Data records
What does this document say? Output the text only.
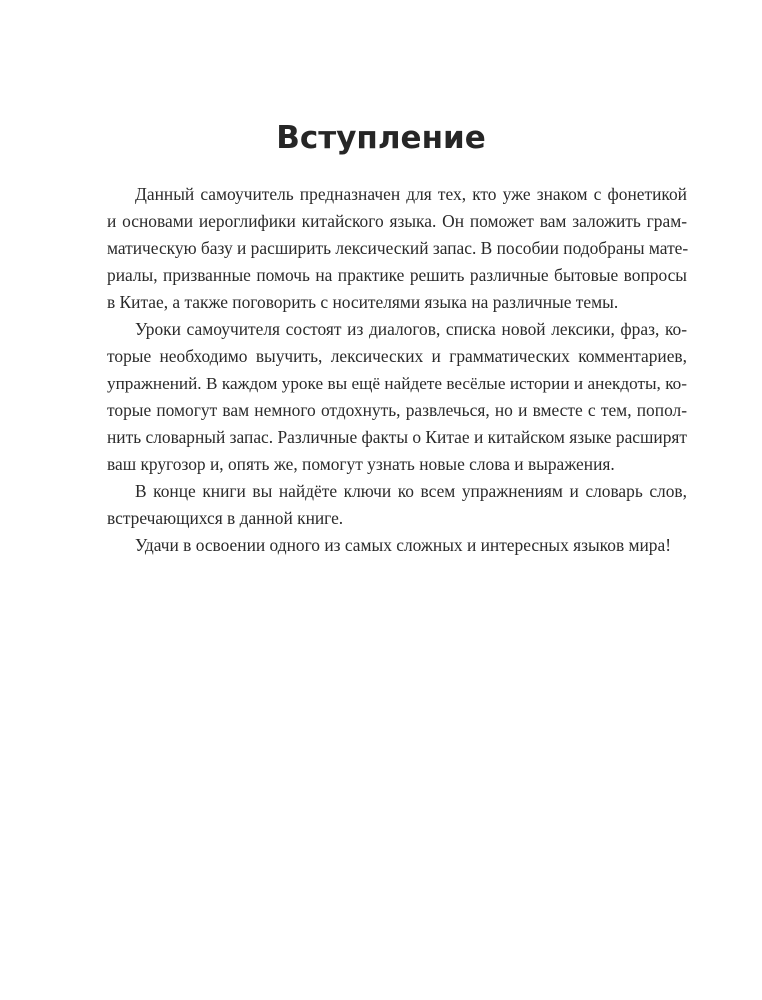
Вступление

Данный самоучитель предназначен для тех, кто уже знаком с фонетикой

и основами иероглифики китайского языка. Он поможет вам заложить грам-

матическую базу и расширить лексический запас. В пособии подобраны мате-

риалы, призванные помочь на практике решить различные бытовые вопросы

в Китае, а также поговорить с носителями языка на различные темы.

Уроки самоучителя состоят из диалогов, списка новой лексики, фраз, ко-

торые необходимо выучить, лексических и грамматических комментариев,

упражнений. В каждом уроке вы ещё найдете весёлые истории и анекдоты, ко-

торые помогут вам немного отдохнуть, развлечься, но и вместе с тем, попол-

нить словарный запас. Различные факты о Китае и китайском языке расширят

ваш кругозор и, опять же, помогут узнать новые слова и выражения.

В конце книги вы найдёте ключи ко всем упражнениям и словарь слов,

встречающихся в данной книге.

Удачи в освоении одного из самых сложных и интересных языков мира!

### Task to complete
Copy the material exactly. Do not include the pictures.

### Answer
What does this document say? Output the text only.
Вступление

Данный самоучитель предназначен для тех, кто уже знаком с фонетикой

и основами иероглифики китайского языка. Он поможет вам заложить грам-

матическую базу и расширить лексический запас. В пособии подобраны мате-

риалы, призванные помочь на практике решить различные бытовые вопросы

в Китае, а также поговорить с носителями языка на различные темы.

Уроки самоучителя состоят из диалогов, списка новой лексики, фраз, ко-

торые необходимо выучить, лексических и грамматических комментариев,

упражнений. В каждом уроке вы ещё найдете весёлые истории и анекдоты, ко-

торые помогут вам немного отдохнуть, развлечься, но и вместе с тем, попол-

нить словарный запас. Различные факты о Китае и китайском языке расширят

ваш кругозор и, опять же, помогут узнать новые слова и выражения.

В конце книги вы найдёте ключи ко всем упражнениям и словарь слов,

встречающихся в данной книге.

Удачи в освоении одного из самых сложных и интересных языков мира!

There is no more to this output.